__Problem description__. Go through the data below. Pull out every line that has the word "subject".

__Information provided__.
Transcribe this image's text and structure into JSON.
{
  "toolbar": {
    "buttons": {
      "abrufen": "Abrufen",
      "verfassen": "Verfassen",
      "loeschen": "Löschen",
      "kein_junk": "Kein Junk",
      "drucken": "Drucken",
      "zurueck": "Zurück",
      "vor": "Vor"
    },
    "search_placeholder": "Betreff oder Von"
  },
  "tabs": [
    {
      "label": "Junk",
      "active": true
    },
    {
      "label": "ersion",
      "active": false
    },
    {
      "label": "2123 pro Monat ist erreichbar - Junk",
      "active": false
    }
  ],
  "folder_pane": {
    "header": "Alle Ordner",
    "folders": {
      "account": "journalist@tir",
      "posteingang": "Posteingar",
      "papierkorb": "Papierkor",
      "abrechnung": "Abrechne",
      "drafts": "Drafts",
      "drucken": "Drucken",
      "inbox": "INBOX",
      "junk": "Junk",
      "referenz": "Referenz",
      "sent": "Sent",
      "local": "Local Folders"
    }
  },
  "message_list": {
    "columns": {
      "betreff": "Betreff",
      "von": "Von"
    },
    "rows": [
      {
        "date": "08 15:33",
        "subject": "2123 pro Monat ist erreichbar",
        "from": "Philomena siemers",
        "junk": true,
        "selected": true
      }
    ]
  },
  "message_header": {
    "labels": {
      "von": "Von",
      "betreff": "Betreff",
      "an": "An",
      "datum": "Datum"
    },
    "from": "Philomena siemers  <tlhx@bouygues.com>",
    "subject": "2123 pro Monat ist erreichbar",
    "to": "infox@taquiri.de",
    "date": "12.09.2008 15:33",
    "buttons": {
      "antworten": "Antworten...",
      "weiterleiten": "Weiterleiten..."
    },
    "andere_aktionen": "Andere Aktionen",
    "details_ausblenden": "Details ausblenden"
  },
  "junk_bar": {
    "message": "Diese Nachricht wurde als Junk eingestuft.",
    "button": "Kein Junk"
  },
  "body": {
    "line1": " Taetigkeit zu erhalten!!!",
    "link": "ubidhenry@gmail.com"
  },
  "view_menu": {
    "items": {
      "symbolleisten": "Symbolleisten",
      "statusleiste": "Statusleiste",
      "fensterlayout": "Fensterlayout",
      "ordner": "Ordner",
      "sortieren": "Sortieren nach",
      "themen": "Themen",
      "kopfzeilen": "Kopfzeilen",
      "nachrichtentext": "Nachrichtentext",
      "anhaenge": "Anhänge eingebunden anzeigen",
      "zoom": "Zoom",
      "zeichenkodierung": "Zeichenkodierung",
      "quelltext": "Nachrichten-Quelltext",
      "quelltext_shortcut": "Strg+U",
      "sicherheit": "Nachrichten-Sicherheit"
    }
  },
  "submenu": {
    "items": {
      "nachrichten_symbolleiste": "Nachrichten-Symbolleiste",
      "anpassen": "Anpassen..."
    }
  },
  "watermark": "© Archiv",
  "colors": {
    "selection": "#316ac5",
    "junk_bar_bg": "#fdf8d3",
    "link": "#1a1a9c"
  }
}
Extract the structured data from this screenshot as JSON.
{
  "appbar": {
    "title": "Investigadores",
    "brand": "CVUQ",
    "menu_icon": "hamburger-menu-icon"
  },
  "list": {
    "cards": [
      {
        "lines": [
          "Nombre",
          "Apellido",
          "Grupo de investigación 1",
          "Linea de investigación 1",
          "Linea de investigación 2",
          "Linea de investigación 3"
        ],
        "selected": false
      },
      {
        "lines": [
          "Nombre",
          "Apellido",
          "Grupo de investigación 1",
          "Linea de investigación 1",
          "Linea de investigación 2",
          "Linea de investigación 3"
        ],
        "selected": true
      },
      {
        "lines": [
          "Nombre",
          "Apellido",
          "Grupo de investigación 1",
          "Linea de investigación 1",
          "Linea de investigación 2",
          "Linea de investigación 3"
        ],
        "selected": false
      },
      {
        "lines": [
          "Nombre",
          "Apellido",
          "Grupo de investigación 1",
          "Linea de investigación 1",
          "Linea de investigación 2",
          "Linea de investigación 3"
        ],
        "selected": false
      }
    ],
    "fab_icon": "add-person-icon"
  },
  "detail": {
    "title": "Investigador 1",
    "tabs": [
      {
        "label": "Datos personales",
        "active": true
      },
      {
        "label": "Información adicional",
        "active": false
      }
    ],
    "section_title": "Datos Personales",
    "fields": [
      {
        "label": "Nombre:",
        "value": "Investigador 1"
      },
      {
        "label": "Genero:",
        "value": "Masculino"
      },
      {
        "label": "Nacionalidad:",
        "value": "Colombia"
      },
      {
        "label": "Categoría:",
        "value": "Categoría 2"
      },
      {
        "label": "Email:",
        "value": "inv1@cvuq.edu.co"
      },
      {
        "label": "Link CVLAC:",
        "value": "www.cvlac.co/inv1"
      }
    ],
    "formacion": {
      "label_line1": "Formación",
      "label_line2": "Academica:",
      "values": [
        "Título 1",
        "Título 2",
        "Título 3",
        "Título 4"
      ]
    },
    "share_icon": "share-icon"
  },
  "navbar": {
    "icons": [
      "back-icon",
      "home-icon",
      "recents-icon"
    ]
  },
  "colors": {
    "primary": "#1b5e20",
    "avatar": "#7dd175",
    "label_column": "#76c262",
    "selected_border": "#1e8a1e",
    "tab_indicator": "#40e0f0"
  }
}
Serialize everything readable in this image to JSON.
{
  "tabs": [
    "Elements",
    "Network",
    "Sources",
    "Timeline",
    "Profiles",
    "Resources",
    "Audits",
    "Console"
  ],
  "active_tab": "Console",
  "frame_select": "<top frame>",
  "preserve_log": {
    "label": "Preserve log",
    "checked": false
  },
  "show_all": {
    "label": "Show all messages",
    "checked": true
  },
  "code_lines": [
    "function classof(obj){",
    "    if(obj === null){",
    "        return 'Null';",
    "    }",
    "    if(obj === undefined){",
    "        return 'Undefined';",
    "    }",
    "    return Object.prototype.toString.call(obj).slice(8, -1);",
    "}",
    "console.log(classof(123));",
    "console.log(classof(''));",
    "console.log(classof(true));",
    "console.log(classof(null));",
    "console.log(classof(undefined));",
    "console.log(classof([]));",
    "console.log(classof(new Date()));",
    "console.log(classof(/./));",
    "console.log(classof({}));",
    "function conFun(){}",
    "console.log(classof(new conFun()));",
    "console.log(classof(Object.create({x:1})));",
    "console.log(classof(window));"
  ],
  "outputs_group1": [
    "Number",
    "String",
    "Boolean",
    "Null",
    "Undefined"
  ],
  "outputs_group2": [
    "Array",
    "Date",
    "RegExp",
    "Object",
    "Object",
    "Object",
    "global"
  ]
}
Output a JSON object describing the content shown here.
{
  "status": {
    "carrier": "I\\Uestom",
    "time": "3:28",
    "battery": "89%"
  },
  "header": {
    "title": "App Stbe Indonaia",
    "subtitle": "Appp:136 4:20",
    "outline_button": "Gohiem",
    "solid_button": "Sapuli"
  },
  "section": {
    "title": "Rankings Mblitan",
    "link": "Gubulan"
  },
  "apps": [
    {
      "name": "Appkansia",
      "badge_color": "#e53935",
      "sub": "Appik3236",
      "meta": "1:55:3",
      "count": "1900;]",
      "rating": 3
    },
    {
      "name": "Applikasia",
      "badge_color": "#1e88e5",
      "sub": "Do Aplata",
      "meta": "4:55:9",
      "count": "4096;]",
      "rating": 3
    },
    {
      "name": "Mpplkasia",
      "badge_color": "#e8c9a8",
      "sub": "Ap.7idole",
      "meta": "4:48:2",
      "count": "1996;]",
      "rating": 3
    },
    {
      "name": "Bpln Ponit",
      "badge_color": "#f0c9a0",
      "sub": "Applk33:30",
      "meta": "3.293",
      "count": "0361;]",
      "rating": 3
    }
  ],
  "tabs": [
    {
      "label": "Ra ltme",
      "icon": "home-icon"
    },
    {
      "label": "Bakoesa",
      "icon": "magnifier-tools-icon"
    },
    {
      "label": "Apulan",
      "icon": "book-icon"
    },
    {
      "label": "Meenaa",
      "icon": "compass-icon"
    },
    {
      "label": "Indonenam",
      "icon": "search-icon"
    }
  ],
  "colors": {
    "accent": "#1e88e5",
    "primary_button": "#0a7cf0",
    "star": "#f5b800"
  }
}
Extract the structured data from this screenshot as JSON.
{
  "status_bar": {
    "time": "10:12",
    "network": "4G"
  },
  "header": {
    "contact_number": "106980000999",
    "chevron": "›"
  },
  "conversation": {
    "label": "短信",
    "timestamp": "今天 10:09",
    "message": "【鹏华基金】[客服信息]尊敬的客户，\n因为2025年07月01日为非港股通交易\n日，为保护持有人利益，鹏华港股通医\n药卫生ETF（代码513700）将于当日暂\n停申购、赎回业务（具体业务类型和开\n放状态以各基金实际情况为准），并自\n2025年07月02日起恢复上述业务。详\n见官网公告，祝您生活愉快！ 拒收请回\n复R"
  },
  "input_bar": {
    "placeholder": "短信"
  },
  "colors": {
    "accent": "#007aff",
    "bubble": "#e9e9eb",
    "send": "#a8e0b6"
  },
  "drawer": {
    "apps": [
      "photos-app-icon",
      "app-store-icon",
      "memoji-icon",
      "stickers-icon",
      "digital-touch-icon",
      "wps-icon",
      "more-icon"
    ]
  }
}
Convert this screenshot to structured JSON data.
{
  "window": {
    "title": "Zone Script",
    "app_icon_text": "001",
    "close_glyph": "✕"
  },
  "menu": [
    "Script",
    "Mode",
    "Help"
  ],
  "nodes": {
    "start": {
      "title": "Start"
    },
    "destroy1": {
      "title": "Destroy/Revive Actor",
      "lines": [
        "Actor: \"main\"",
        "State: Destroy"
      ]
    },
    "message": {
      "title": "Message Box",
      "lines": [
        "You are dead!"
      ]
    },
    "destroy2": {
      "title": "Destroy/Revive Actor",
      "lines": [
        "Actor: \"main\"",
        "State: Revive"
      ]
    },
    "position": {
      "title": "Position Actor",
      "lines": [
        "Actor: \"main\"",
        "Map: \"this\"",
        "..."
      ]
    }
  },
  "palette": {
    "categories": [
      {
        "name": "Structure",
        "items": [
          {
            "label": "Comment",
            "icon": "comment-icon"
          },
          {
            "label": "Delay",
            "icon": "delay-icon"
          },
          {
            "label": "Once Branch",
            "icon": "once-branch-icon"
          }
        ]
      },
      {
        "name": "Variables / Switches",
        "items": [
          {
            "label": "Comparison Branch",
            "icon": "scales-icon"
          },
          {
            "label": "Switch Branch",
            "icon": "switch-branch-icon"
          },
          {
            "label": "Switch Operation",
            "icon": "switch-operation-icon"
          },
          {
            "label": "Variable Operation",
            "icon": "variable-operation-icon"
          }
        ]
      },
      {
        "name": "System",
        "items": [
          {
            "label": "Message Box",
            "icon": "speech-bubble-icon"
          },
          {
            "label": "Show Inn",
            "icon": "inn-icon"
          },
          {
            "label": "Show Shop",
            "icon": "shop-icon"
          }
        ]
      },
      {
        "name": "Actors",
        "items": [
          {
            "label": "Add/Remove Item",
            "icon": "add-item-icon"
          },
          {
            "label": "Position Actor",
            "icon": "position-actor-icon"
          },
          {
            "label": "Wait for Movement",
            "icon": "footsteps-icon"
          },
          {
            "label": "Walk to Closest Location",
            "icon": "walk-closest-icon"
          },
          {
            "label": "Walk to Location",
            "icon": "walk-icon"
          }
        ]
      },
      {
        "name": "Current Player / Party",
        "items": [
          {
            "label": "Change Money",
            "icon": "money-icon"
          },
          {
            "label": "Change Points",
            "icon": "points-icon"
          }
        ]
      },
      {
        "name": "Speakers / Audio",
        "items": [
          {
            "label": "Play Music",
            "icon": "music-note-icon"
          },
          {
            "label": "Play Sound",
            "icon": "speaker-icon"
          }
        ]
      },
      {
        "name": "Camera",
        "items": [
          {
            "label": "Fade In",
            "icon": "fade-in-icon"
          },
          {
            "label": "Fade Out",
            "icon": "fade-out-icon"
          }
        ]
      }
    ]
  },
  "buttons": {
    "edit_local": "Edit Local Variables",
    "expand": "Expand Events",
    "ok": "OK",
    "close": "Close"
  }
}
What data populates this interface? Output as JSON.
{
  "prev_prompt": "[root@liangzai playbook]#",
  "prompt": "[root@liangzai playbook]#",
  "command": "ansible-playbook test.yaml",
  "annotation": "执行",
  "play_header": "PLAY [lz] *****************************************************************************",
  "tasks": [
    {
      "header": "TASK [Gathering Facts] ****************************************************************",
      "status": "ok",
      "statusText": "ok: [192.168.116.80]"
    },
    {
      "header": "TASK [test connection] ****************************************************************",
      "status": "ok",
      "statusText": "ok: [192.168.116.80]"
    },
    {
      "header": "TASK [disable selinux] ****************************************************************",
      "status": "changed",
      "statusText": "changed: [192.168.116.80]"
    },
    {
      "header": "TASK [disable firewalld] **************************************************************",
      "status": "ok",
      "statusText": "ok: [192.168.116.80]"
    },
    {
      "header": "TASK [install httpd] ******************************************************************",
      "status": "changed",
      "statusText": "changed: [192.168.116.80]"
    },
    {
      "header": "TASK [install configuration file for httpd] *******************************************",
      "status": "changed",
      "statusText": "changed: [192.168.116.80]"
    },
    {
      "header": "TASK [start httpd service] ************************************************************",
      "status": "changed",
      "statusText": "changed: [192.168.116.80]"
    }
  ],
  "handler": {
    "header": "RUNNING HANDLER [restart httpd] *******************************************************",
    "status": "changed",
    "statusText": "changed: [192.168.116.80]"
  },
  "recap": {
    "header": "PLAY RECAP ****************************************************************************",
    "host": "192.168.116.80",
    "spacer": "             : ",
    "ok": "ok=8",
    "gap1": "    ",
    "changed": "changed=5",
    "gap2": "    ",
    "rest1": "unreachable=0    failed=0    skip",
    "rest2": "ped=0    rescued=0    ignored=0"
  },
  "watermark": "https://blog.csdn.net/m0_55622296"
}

__The completed task__.
        "subject": "2123 pro Monat ist erreichbar",
    "subject": "2123 pro Monat ist erreichbar",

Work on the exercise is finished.